■ EXERCISE INSTRUCTIONS ■
Write out the records below once more, exactly as they stand.

Data records:
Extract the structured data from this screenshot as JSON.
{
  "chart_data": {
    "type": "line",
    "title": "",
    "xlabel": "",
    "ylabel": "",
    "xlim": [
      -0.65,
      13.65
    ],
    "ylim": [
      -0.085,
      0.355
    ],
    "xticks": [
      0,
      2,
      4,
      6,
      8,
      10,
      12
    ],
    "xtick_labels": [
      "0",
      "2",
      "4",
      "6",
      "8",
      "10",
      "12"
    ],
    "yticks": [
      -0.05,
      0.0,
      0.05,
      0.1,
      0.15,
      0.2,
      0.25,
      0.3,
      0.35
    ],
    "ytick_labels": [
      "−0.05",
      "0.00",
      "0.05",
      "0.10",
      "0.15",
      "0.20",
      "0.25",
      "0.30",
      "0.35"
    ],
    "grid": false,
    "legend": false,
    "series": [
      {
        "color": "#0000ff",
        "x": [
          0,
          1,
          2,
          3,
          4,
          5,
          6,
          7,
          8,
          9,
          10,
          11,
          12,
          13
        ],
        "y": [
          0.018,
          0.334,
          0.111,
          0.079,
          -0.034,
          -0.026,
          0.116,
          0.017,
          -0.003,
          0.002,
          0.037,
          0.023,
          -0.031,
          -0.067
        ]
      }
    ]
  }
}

■ SOLUTION FOR THIS TASK ■
Extract the structured data from this screenshot as JSON.
{
  "chart_data": {
    "type": "line",
    "title": "",
    "xlabel": "",
    "ylabel": "",
    "xlim": [
      -0.65,
      13.65
    ],
    "ylim": [
      -0.085,
      0.355
    ],
    "xticks": [
      0,
      2,
      4,
      6,
      8,
      10,
      12
    ],
    "xtick_labels": [
      "0",
      "2",
      "4",
      "6",
      "8",
      "10",
      "12"
    ],
    "yticks": [
      -0.05,
      0.0,
      0.05,
      0.1,
      0.15,
      0.2,
      0.25,
      0.3,
      0.35
    ],
    "ytick_labels": [
      "−0.05",
      "0.00",
      "0.05",
      "0.10",
      "0.15",
      "0.20",
      "0.25",
      "0.30",
      "0.35"
    ],
    "grid": false,
    "legend": false,
    "series": [
      {
        "color": "#0000ff",
        "x": [
          0,
          1,
          2,
          3,
          4,
          5,
          6,
          7,
          8,
          9,
          10,
          11,
          12,
          13
        ],
        "y": [
          0.018,
          0.334,
          0.111,
          0.079,
          -0.034,
          -0.026,
          0.116,
          0.017,
          -0.003,
          0.002,
          0.037,
          0.023,
          -0.031,
          -0.067
        ]
      }
    ]
  }
}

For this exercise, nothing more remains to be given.